▶ Work to do
Count every line in the following entries where the word "comprobar" appears. Give the count alone.

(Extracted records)
━━━━━━

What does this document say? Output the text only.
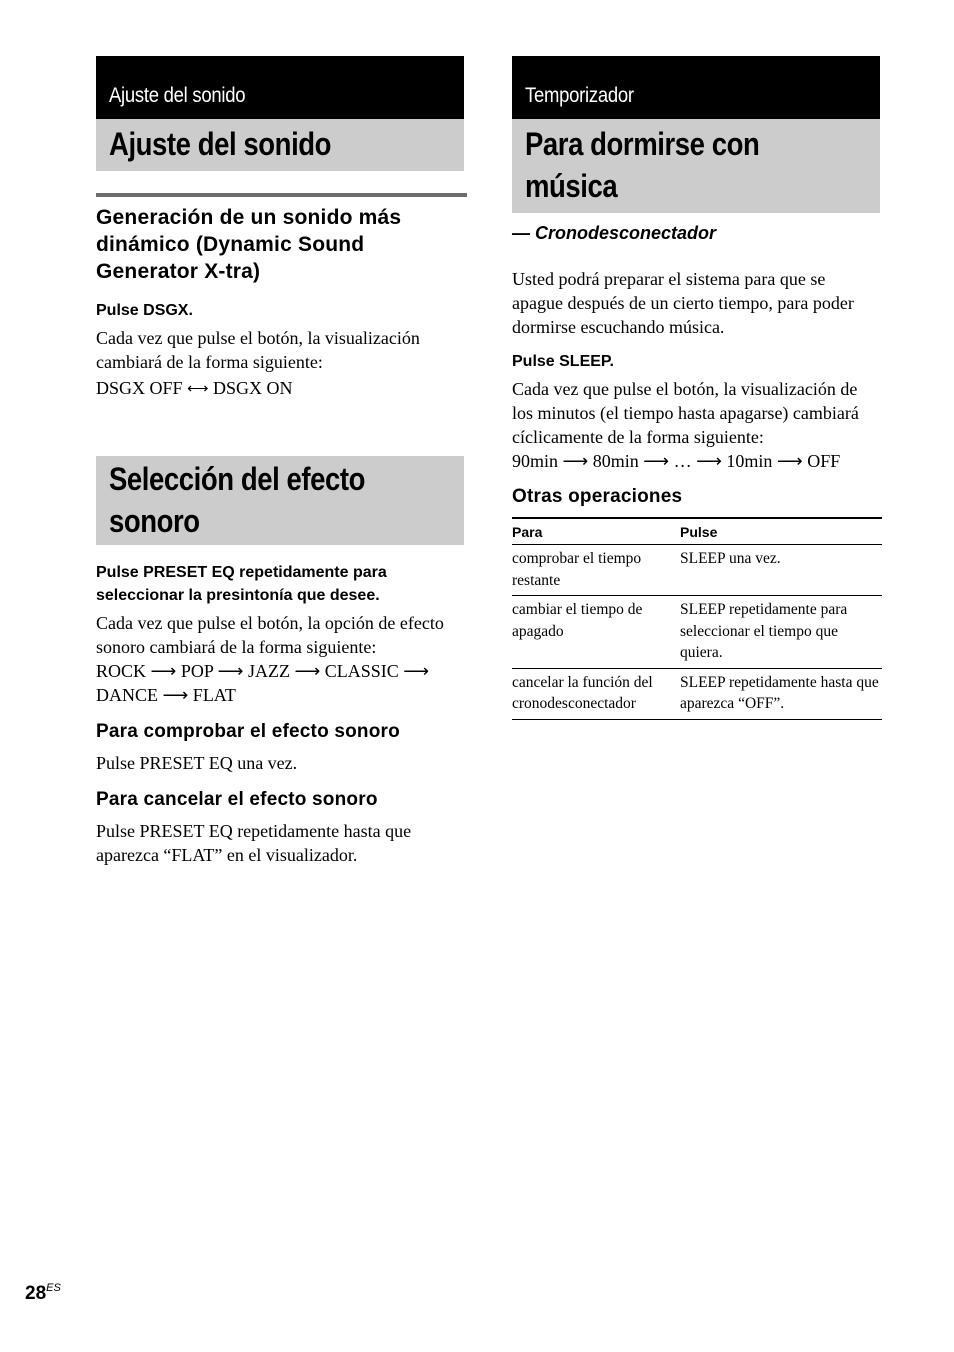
Ajuste del sonido
Ajuste del sonido
Generación de un sonido más dinámico (Dynamic Sound Generator X-tra)
Pulse DSGX.
Cada vez que pulse el botón, la visualización cambiará de la forma siguiente:
DSGX OFF ⟷ DSGX ON
Selección del efecto sonoro
Pulse PRESET EQ repetidamente para seleccionar la presintonía que desee.
Cada vez que pulse el botón, la opción de efecto sonoro cambiará de la forma siguiente:
ROCK ⟶ POP ⟶ JAZZ ⟶ CLASSIC ⟶
DANCE ⟶ FLAT
Para comprobar el efecto sonoro
Pulse PRESET EQ una vez.
Para cancelar el efecto sonoro
Pulse PRESET EQ repetidamente hasta que aparezca “FLAT” en el visualizador.
Temporizador
Para dormirse con música
— Cronodesconectador
Usted podrá preparar el sistema para que se apague después de un cierto tiempo, para poder dormirse escuchando música.
Pulse SLEEP.
Cada vez que pulse el botón, la visualización de los minutos (el tiempo hasta apagarse) cambiará cíclicamente de la forma siguiente:
90min ⟶ 80min ⟶ … ⟶ 10min ⟶ OFF
Otras operaciones
Para	Pulse
comprobar el tiempo restante	SLEEP una vez.
cambiar el tiempo de apagado	SLEEP repetidamente para seleccionar el tiempo que quiera.
cancelar la función del cronodesconectador	SLEEP repetidamente hasta que aparezca “OFF”.
$28^{ES}$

━━━━━━

▶ Answer to the problem
2